### MATERIAL PROVIDED
____________________

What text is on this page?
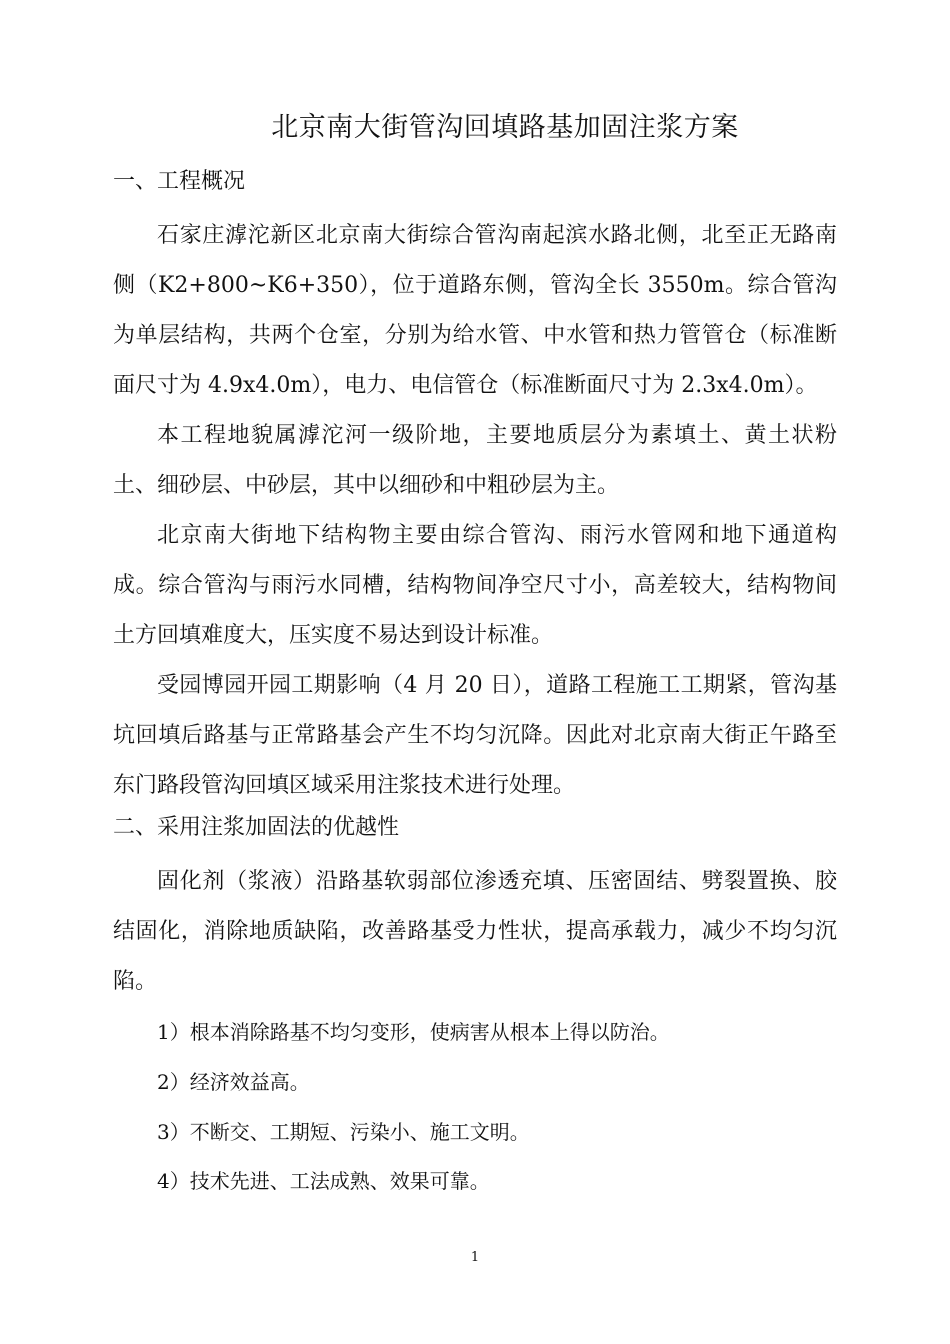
北京南大街管沟回填路基加固注浆方案
一、工程概况

石家庄滹沱新区北京南大街综合管沟南起滨水路北侧，北至正无路南侧（K2+800~K6+350），位于道路东侧，管沟全长 3550m。综合管沟为单层结构，共两个仓室，分别为给水管、中水管和热力管管仓（标准断面尺寸为 4.9x4.0m），电力、电信管仓（标准断面尺寸为 2.3x4.0m）。

本工程地貌属滹沱河一级阶地，主要地质层分为素填土、黄土状粉土、细砂层、中砂层，其中以细砂和中粗砂层为主。

北京南大街地下结构物主要由综合管沟、雨污水管网和地下通道构成。综合管沟与雨污水同槽，结构物间净空尺寸小，高差较大，结构物间土方回填难度大，压实度不易达到设计标准。

受园博园开园工期影响（4 月 20 日），道路工程施工工期紧，管沟基坑回填后路基与正常路基会产生不均匀沉降。因此对北京南大街正午路至东门路段管沟回填区域采用注浆技术进行处理。

二、采用注浆加固法的优越性

固化剂（浆液）沿路基软弱部位渗透充填、压密固结、劈裂置换、胶结固化，消除地质缺陷，改善路基受力性状，提高承载力，减少不均匀沉陷。

1）根本消除路基不均匀变形，使病害从根本上得以防治。
2）经济效益高。
3）不断交、工期短、污染小、施工文明。
4）技术先进、工法成熟、效果可靠。
1
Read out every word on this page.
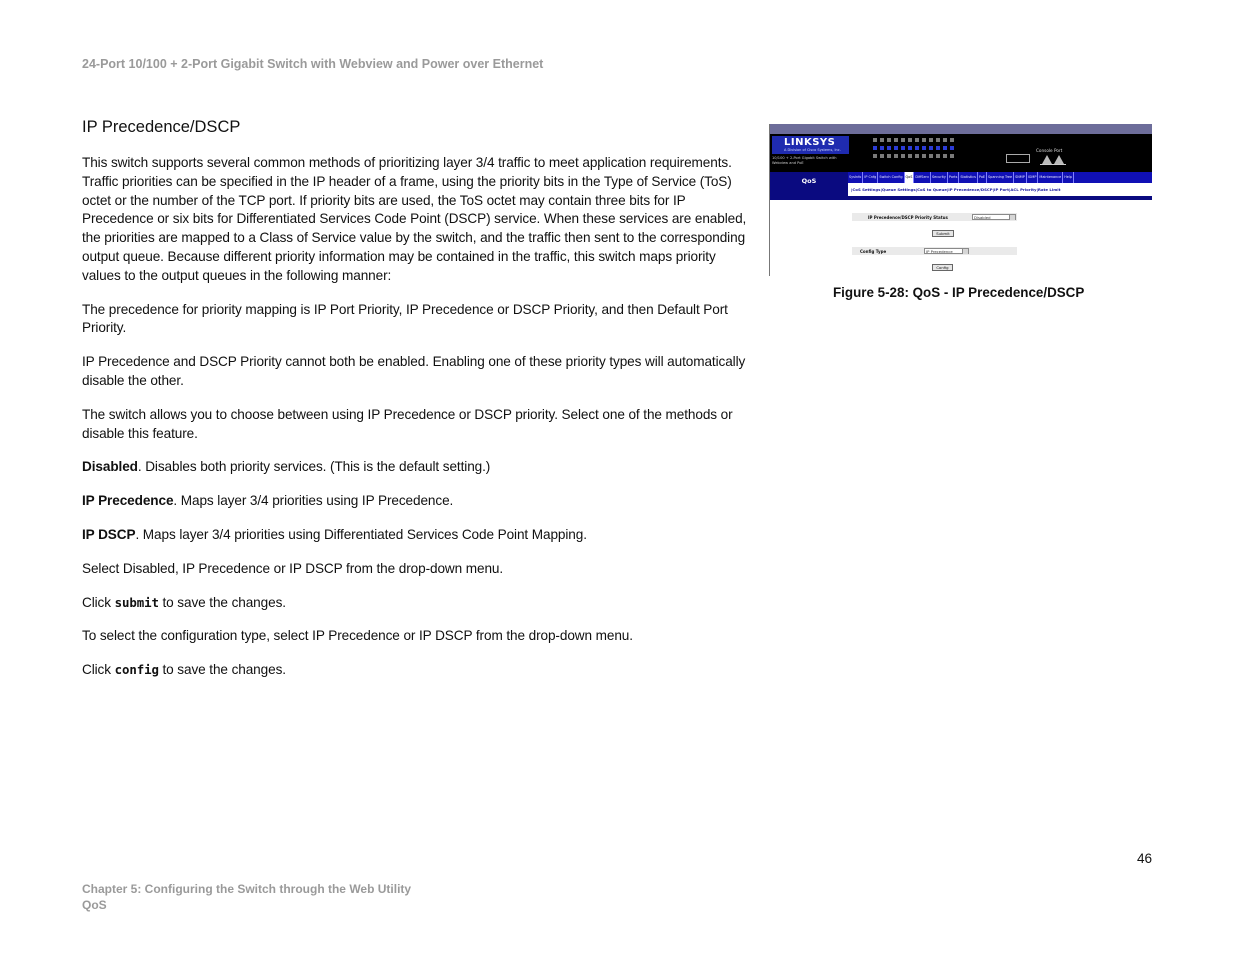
24-Port 10/100 + 2-Port Gigabit Switch with Webview and Power over Ethernet
IP Precedence/DSCP

This switch supports several common methods of prioritizing layer 3/4 traffic to meet application requirements. Traffic priorities can be specified in the IP header of a frame, using the priority bits in the Type of Service (ToS) octet or the number of the TCP port. If priority bits are used, the ToS octet may contain three bits for IP Precedence or six bits for Differentiated Services Code Point (DSCP) service. When these services are enabled, the priorities are mapped to a Class of Service value by the switch, and the traffic then sent to the corresponding output queue. Because different priority information may be contained in the traffic, this switch maps priority values to the output queues in the following manner:

The precedence for priority mapping is IP Port Priority, IP Precedence or DSCP Priority, and then Default Port Priority.

IP Precedence and DSCP Priority cannot both be enabled. Enabling one of these priority types will automatically disable the other.

The switch allows you to choose between using IP Precedence or DSCP priority. Select one of the methods or disable this feature.

Disabled. Disables both priority services. (This is the default setting.)

IP Precedence. Maps layer 3/4 priorities using IP Precedence.

IP DSCP. Maps layer 3/4 priorities using Differentiated Services Code Point Mapping.

Select Disabled, IP Precedence or IP DSCP from the drop-down menu.

Click submit to save the changes.

To select the configuration type, select IP Precedence or IP DSCP from the drop-down menu.

Click config to save the changes.

LINKSYS
A Division of Cisco Systems, Inc.
10/100 + 2-Port Gigabit Switch with Webview and PoE
Console Port
QoS	SysInfo IP Cnfg Switch Config QoS DiffServ Security Ports Statistics PoE Spanning Tree SNMP IGMP Maintenance Help
|CoS Settings|Queue Settings|CoS to Queue|IP Precedence/DSCP|IP Port|ACL Priority|Rate Limit
IP Precedence/DSCP Priority Status	Disabled
Submit
Config Type	IP Precedence
Config
Figure 5-28: QoS - IP Precedence/DSCP
46
Chapter 5: Configuring the Switch through the Web Utility
QoS
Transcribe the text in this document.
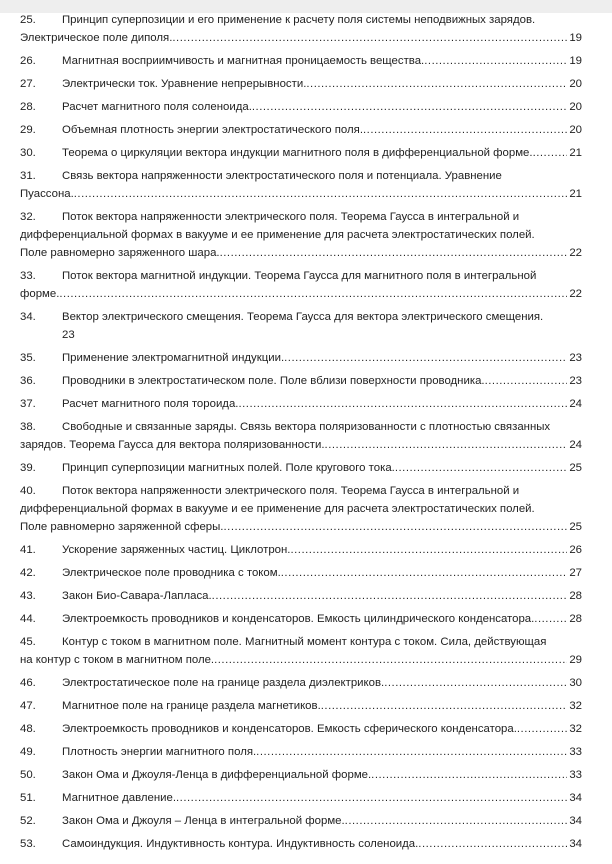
25.	Принцип суперпозиции и его применение к расчету поля системы неподвижных зарядов.
Электрическое поле диполя. .....	19
26.	Магнитная восприимчивость и магнитная проницаемость вещества. .....	19
27.	Электрически ток. Уравнение непрерывности. .....	20
28.	Расчет магнитного поля соленоида. .....	20
29.	Объемная плотность энергии электростатического поля. .....	20
30.	Теорема о циркуляции вектора индукции магнитного поля в дифференциальной форме. .....	21
31.	Связь вектора напряженности электростатического поля и потенциала. Уравнение
Пуассона. .....	21
32.	Поток вектора напряженности электрического поля. Теорема Гаусса в интегральной и
дифференциальной формах в вакууме и ее применение для расчета электростатических полей.
Поле равномерно заряженного шара. .....	22
33.	Поток вектора магнитной индукции. Теорема Гаусса для магнитного поля в интегральной
форме. .....	22
34.	Вектор электрического смещения. Теорема Гаусса для вектора электрического смещения.
23
35.	Применение электромагнитной индукции. .....	23
36.	Проводники в электростатическом поле. Поле вблизи поверхности проводника. .....	23
37.	Расчет магнитного поля тороида. .....	24
38.	Свободные и связанные заряды. Связь вектора поляризованности с плотностью связанных
зарядов. Теорема Гаусса для вектора поляризованности. .....	24
39.	Принцип суперпозиции магнитных полей. Поле кругового тока. .....	25
40.	Поток вектора напряженности электрического поля. Теорема Гаусса в интегральной и
дифференциальной формах в вакууме и ее применение для расчета электростатических полей.
Поле равномерно заряженной сферы. .....	25
41.	Ускорение заряженных частиц. Циклотрон. .....	26
42.	Электрическое поле проводника с током. .....	27
43.	Закон Био-Савара-Лапласа. .....	28
44.	Электроемкость проводников и конденсаторов. Емкость цилиндрического конденсатора. .....	28
45.	Контур с током в магнитном поле. Магнитный момент контура с током. Сила, действующая
на контур с током в магнитном поле. .....	29
46.	Электростатическое поле на границе раздела диэлектриков. .....	30
47.	Магнитное поле на границе раздела магнетиков. .....	32
48.	Электроемкость проводников и конденсаторов. Емкость сферического конденсатора. .....	32
49.	Плотность энергии магнитного поля. .....	33
50.	Закон Ома и Джоуля-Ленца в дифференциальной форме. .....	33
51.	Магнитное давление. .....	34
52.	Закон Ома и Джоуля – Ленца в интегральной форме. .....	34
53.	Самоиндукция. Индуктивность контура. Индуктивность соленоида. .....	34
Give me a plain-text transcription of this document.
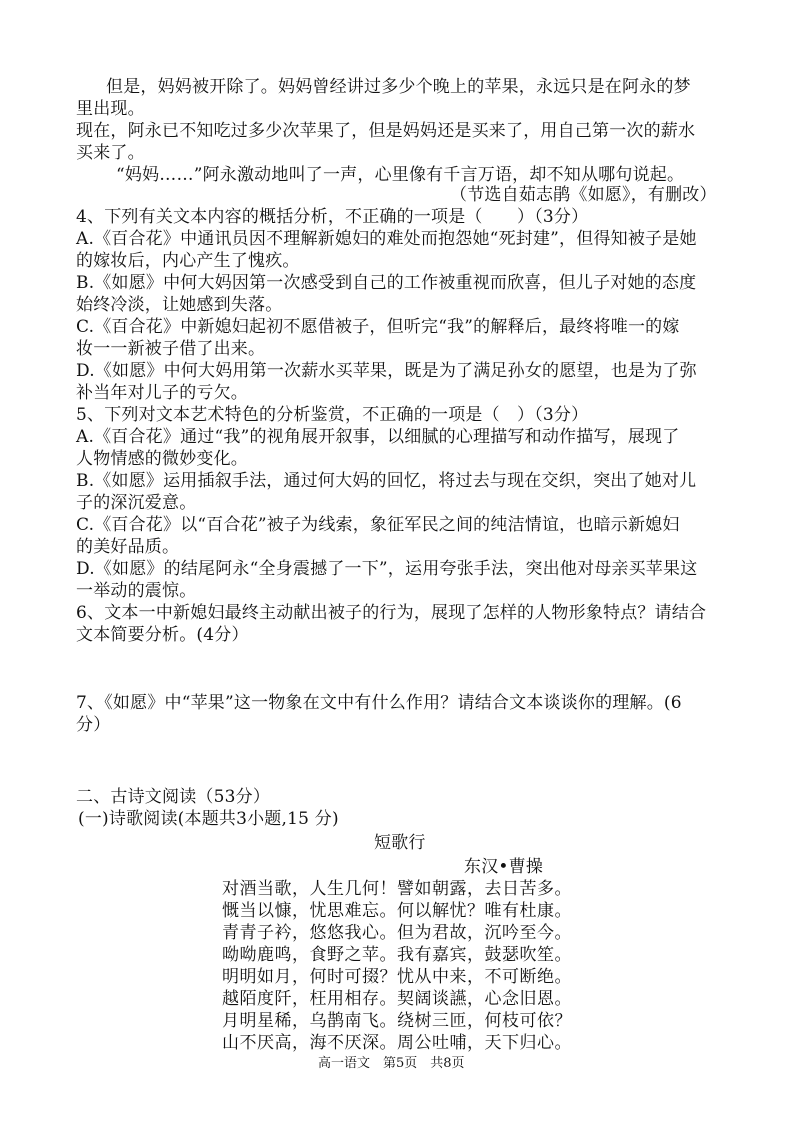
但是，妈妈被开除了。妈妈曾经讲过多少个晚上的苹果，永远只是在阿永的梦
里出现。
现在，阿永已不知吃过多少次苹果了，但是妈妈还是买来了，用自己第一次的薪水
买来了。
“妈妈……”阿永激动地叫了一声，心里像有千言万语，却不知从哪句说起。
（节选自茹志鹃《如愿》，有删改）
4、下列有关文本内容的概括分析，不正确的一项是（　　）（3分）
A.《百合花》中通讯员因不理解新媳妇的难处而抱怨她“死封建”，但得知被子是她
的嫁妆后，内心产生了愧疚。
B.《如愿》中何大妈因第一次感受到自己的工作被重视而欣喜，但儿子对她的态度
始终冷淡，让她感到失落。
C.《百合花》中新媳妇起初不愿借被子，但听完“我”的解释后，最终将唯一的嫁
妆一一新被子借了出来。
D.《如愿》中何大妈用第一次薪水买苹果，既是为了满足孙女的愿望，也是为了弥
补当年对儿子的亏欠。
5、下列对文本艺术特色的分析鉴赏，不正确的一项是（　）（3分）
A.《百合花》通过“我”的视角展开叙事，以细腻的心理描写和动作描写，展现了
人物情感的微妙变化。
B.《如愿》运用插叙手法，通过何大妈的回忆，将过去与现在交织，突出了她对儿
子的深沉爱意。
C.《百合花》以“百合花”被子为线索，象征军民之间的纯洁情谊，也暗示新媳妇
的美好品质。
D.《如愿》的结尾阿永“全身震撼了一下”，运用夸张手法，突出他对母亲买苹果这
一举动的震惊。
6、文本一中新媳妇最终主动献出被子的行为，展现了怎样的人物形象特点？请结合
文本简要分析。(4分）
7、《如愿》中“苹果”这一物象在文中有什么作用？请结合文本谈谈你的理解。(6
分）
二、古诗文阅读（53分）
(一)诗歌阅读(本题共3小题,15 分)
短歌行
东汉•曹操
对酒当歌，人生几何！譬如朝露，去日苦多。
慨当以慷，忧思难忘。何以解忧？唯有杜康。
青青子衿，悠悠我心。但为君故，沉吟至今。
呦呦鹿鸣，食野之苹。我有嘉宾，鼓瑟吹笙。
明明如月，何时可掇？忧从中来，不可断绝。
越陌度阡，枉用相存。契阔谈讌，心念旧恩。
月明星稀，乌鹊南飞。绕树三匝，何枝可依？
山不厌高，海不厌深。周公吐哺，天下归心。
高一语文　第5页　共8页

____________________

### SHORT PROBLEM
Pick out and copy the lines of the material that include the word "document".

### ANSWER FOR THIS EXERCISE
Transcribe the text in this document.
Give me a plain-text transcription of this document.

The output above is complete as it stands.